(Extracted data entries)
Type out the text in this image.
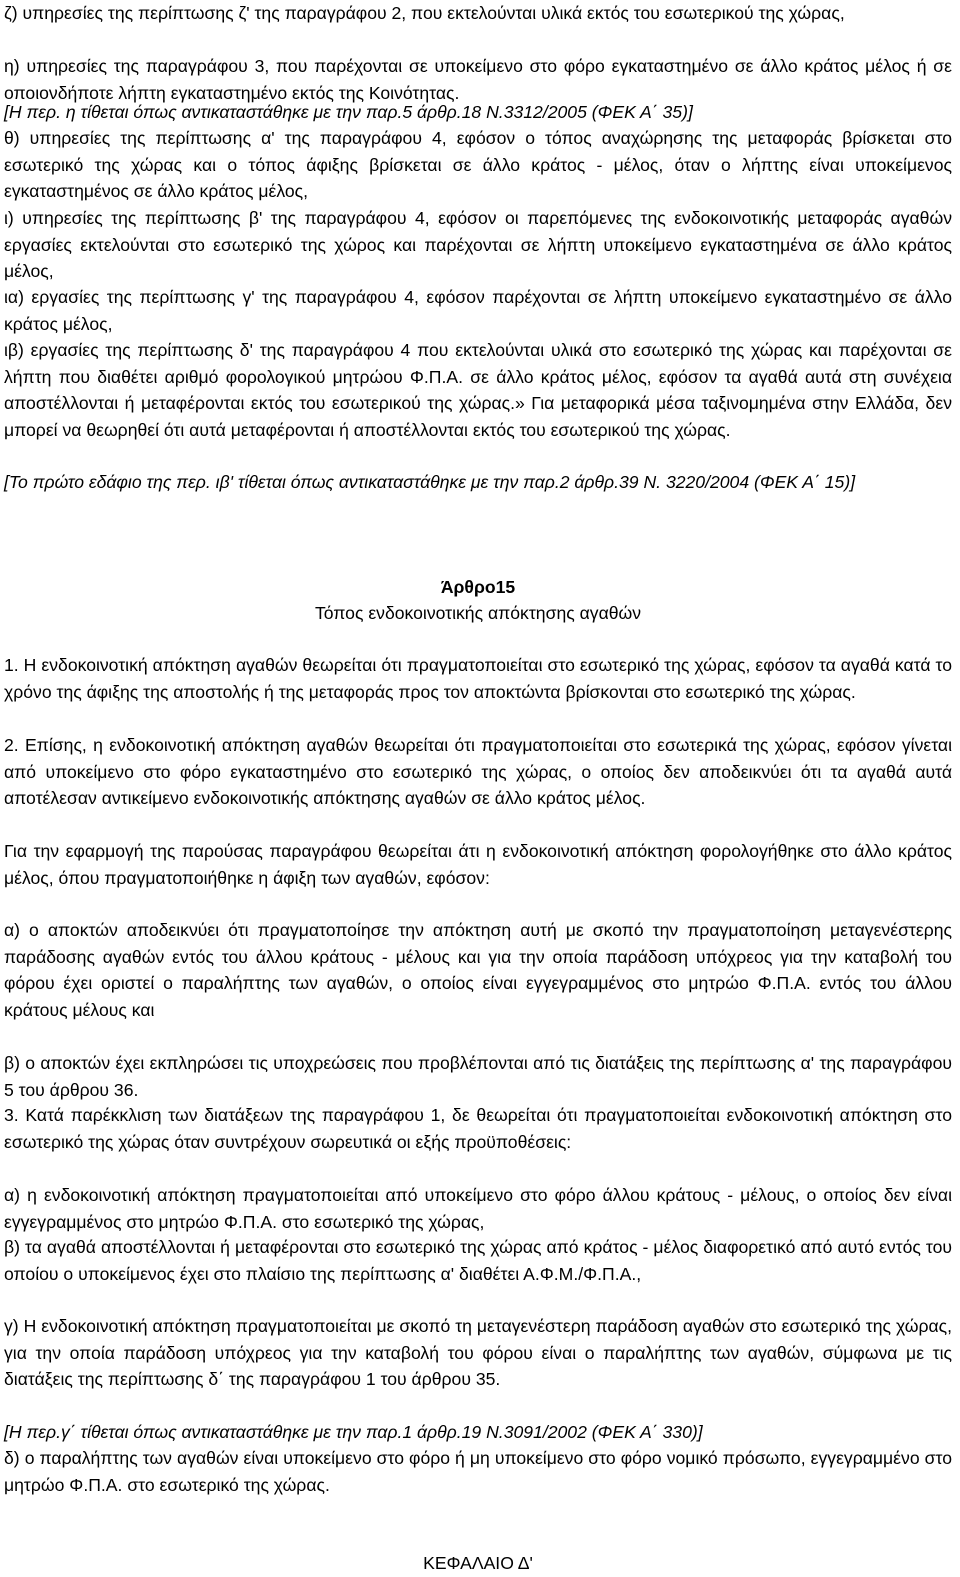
ζ) υπηρεσίες της περίπτωσης ζ' της παραγράφου 2, που εκτελούνται υλικά εκτός του εσωτερικού της χώρας,

η) υπηρεσίες της παραγράφου 3, που παρέχονται σε υποκείμενο στο φόρο εγκαταστημένο σε άλλο κράτος μέλος ή σε οποιονδήποτε λήπτη εγκαταστημένο εκτός της Κοινότητας.

[Η περ. η τίθεται όπως αντικαταστάθηκε με την παρ.5 άρθρ.18 Ν.3312/2005 (ΦΕΚ Α΄ 35)]

θ) υπηρεσίες της περίπτωσης α' της παραγράφου 4, εφόσον ο τόπος αναχώρησης της μεταφοράς βρίσκεται στο εσωτερικό της χώρας και ο τόπος άφιξης βρίσκεται σε άλλο κράτος - μέλος, όταν ο λήπτης είναι υποκείμενος εγκαταστημένος σε άλλο κράτος μέλος,

ι) υπηρεσίες της περίπτωσης β' της παραγράφου 4, εφόσον οι παρεπόμενες της ενδοκοινοτικής μεταφοράς αγαθών εργασίες εκτελούνται στο εσωτερικό της χώρος και παρέχονται σε λήπτη υποκείμενο εγκαταστημένα σε άλλο κράτος μέλος,

ια) εργασίες της περίπτωσης γ' της παραγράφου 4, εφόσον παρέχονται σε λήπτη υποκείμενο εγκαταστημένο σε άλλο κράτος μέλος,

ιβ) εργασίες της περίπτωσης δ' της παραγράφου 4 που εκτελούνται υλικά στο εσωτερικό της χώρας και παρέχονται σε λήπτη που διαθέτει αριθμό φορολογικού μητρώου Φ.Π.Α. σε άλλο κράτος μέλος, εφόσον τα αγαθά αυτά στη συνέχεια αποστέλλονται ή μεταφέρονται εκτός του εσωτερικού της χώρας.» Για μεταφορικά μέσα ταξινομημένα στην Ελλάδα, δεν μπορεί να θεωρηθεί ότι αυτά μεταφέρονται ή αποστέλλονται εκτός του εσωτερικού της χώρας.

[Το πρώτο εδάφιο της περ. ιβ' τίθεται όπως αντικαταστάθηκε με την παρ.2 άρθρ.39 Ν. 3220/2004 (ΦΕΚ Α΄ 15)]

Άρθρο15

Τόπος ενδοκοινοτικής απόκτησης αγαθών

1. Η ενδοκοινοτική απόκτηση αγαθών θεωρείται ότι πραγματοποιείται στο εσωτερικό της χώρας, εφόσον τα αγαθά κατά το χρόνο της άφιξης της αποστολής ή της μεταφοράς προς τον αποκτώντα βρίσκονται στο εσωτερικό της χώρας.

2. Επίσης, η ενδοκοινοτική απόκτηση αγαθών θεωρείται ότι πραγματοποιείται στο εσωτερικά της χώρας, εφόσον γίνεται από υποκείμενο στο φόρο εγκαταστημένο στο εσωτερικό της χώρας, ο οποίος δεν αποδεικνύει ότι τα αγαθά αυτά αποτέλεσαν αντικείμενο ενδοκοινοτικής απόκτησης αγαθών σε άλλο κράτος μέλος.

Για την εφαρμογή της παρούσας παραγράφου θεωρείται άτι η ενδοκοινοτική απόκτηση φορολογήθηκε στο άλλο κράτος μέλος, όπου πραγματοποιήθηκε η άφιξη των αγαθών, εφόσον:

α) ο αποκτών αποδεικνύει ότι πραγματοποίησε την απόκτηση αυτή με σκοπό την πραγματοποίηση μεταγενέστερης παράδοσης αγαθών εντός του άλλου κράτους - μέλους και για την οποία παράδοση υπόχρεος για την καταβολή του φόρου έχει οριστεί ο παραλήπτης των αγαθών, ο οποίος είναι εγγεγραμμένος στο μητρώο Φ.Π.Α. εντός του άλλου κράτους μέλους και

β) ο αποκτών έχει εκπληρώσει τις υποχρεώσεις που προβλέπονται από τις διατάξεις της περίπτωσης α' της παραγράφου 5 του άρθρου 36.

3. Κατά παρέκκλιση των διατάξεων της παραγράφου 1, δε θεωρείται ότι πραγματοποιείται ενδοκοινοτική απόκτηση στο εσωτερικό της χώρας όταν συντρέχουν σωρευτικά οι εξής προϋποθέσεις:

α) η ενδοκοινοτική απόκτηση πραγματοποιείται από υποκείμενο στο φόρο άλλου κράτους - μέλους, ο οποίος δεν είναι εγγεγραμμένος στο μητρώο Φ.Π.Α. στο εσωτερικό της χώρας,

β) τα αγαθά αποστέλλονται ή μεταφέρονται στο εσωτερικό της χώρας από κράτος - μέλος διαφορετικό από αυτό εντός του οποίου ο υποκείμενος έχει στο πλαίσιο της περίπτωσης α' διαθέτει Α.Φ.Μ./Φ.Π.Α.,

γ) Η ενδοκοινοτική απόκτηση πραγματοποιείται με σκοπό τη μεταγενέστερη παράδοση αγαθών στο εσωτερικό της χώρας, για την οποία παράδοση υπόχρεος για την καταβολή του φόρου είναι ο παραλήπτης των αγαθών, σύμφωνα με τις διατάξεις της περίπτωσης δ΄ της παραγράφου 1 του άρθρου 35.

[Η περ.γ΄ τίθεται όπως αντικαταστάθηκε με την παρ.1 άρθρ.19 Ν.3091/2002 (ΦΕΚ Α΄ 330)]

δ) ο παραλήπτης των αγαθών είναι υποκείμενο στο φόρο ή μη υποκείμενο στο φόρο νομικό πρόσωπο, εγγεγραμμένο στο μητρώο Φ.Π.Α. στο εσωτερικό της χώρας.

ΚΕΦΑΛΑΙΟ Δ'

INSTRUCTIONS TO FOLLOW:
Pick out lines containing the word "αντικαταστάθηκε", each one as written.

CORRECT RESULT:
[Η περ. η τίθεται όπως αντικαταστάθηκε με την παρ.5 άρθρ.18 Ν.3312/2005 (ΦΕΚ Α΄ 35)]
[Το πρώτο εδάφιο της περ. ιβ' τίθεται όπως αντικαταστάθηκε με την παρ.2 άρθρ.39 Ν. 3220/2004 (ΦΕΚ Α΄ 15)]
[Η περ.γ΄ τίθεται όπως αντικαταστάθηκε με την παρ.1 άρθρ.19 Ν.3091/2002 (ΦΕΚ Α΄ 330)]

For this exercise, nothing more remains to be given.